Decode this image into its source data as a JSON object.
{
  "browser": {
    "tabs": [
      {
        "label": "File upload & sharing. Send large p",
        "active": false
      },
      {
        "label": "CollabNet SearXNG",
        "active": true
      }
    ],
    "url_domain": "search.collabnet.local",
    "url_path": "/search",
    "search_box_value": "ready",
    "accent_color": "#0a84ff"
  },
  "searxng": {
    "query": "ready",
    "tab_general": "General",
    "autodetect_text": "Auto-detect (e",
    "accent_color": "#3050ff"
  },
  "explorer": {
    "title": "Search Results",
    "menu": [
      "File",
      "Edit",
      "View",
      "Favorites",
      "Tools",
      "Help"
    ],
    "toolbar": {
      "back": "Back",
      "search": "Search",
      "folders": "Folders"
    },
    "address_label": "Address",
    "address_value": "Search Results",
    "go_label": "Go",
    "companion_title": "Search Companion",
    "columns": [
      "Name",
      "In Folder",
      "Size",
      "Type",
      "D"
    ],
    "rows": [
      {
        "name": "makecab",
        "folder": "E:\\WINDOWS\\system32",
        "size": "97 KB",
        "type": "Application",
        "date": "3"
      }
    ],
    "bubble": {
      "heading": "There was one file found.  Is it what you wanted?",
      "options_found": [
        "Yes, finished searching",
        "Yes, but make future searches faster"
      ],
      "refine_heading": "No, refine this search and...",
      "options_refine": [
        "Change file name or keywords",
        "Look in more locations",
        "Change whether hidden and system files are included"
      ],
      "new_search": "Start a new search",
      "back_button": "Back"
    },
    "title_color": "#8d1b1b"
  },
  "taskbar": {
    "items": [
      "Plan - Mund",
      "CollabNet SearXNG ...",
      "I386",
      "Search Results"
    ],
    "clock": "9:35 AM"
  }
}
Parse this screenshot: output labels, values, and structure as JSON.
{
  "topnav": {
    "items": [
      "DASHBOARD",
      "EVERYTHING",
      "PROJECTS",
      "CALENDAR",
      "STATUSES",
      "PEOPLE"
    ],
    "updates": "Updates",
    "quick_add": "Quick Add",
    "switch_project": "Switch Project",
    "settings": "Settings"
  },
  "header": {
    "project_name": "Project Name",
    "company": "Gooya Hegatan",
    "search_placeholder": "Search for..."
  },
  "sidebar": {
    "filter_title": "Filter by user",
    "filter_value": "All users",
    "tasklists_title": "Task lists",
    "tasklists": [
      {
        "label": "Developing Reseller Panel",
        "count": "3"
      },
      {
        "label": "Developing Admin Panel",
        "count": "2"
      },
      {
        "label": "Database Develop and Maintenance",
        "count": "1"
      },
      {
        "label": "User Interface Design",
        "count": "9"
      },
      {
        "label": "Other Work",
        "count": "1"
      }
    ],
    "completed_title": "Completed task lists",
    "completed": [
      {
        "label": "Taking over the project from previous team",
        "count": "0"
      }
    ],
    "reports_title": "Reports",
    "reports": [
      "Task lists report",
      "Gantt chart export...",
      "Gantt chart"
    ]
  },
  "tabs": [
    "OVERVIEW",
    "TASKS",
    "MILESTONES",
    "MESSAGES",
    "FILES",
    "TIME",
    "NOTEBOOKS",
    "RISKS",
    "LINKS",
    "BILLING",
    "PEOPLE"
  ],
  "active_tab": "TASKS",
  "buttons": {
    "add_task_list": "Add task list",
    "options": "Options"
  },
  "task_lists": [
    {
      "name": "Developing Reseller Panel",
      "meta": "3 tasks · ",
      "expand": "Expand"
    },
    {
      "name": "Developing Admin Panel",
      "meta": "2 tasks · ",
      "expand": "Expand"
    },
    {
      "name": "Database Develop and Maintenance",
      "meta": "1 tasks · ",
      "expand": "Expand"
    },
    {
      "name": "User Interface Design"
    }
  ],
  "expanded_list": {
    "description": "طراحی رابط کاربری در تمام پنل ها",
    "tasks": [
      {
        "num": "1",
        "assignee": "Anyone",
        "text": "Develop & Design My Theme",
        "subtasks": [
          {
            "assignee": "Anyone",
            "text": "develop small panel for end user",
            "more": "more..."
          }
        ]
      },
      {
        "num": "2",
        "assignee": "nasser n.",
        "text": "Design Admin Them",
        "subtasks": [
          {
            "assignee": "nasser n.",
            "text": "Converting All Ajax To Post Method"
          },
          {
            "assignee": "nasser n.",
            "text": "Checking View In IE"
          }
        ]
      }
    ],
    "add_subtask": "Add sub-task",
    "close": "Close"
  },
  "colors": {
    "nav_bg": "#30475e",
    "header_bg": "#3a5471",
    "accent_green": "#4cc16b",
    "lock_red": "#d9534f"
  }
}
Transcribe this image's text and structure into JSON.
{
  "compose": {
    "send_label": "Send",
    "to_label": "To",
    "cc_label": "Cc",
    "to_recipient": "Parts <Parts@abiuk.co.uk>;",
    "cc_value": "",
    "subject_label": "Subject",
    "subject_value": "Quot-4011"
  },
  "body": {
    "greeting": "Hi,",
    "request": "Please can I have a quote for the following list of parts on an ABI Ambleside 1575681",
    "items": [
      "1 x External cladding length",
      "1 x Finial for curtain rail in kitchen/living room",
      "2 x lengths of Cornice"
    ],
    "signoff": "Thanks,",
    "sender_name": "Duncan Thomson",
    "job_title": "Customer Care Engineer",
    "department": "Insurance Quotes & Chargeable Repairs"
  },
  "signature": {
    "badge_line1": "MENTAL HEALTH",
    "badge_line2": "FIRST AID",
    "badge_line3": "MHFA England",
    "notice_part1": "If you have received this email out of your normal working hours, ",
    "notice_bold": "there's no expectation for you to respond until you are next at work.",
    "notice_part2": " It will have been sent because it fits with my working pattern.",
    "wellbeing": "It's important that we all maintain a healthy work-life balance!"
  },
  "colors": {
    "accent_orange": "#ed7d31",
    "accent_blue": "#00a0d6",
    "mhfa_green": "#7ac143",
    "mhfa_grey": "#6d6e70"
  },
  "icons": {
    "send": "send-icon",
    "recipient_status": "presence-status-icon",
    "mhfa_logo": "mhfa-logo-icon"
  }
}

* * * * * * * * *

Examine the records and pull out every line where the string "Change" occurs.

TASK RESPONSE>
        "Change file name or keywords",
        "Change whether hidden and system files are included"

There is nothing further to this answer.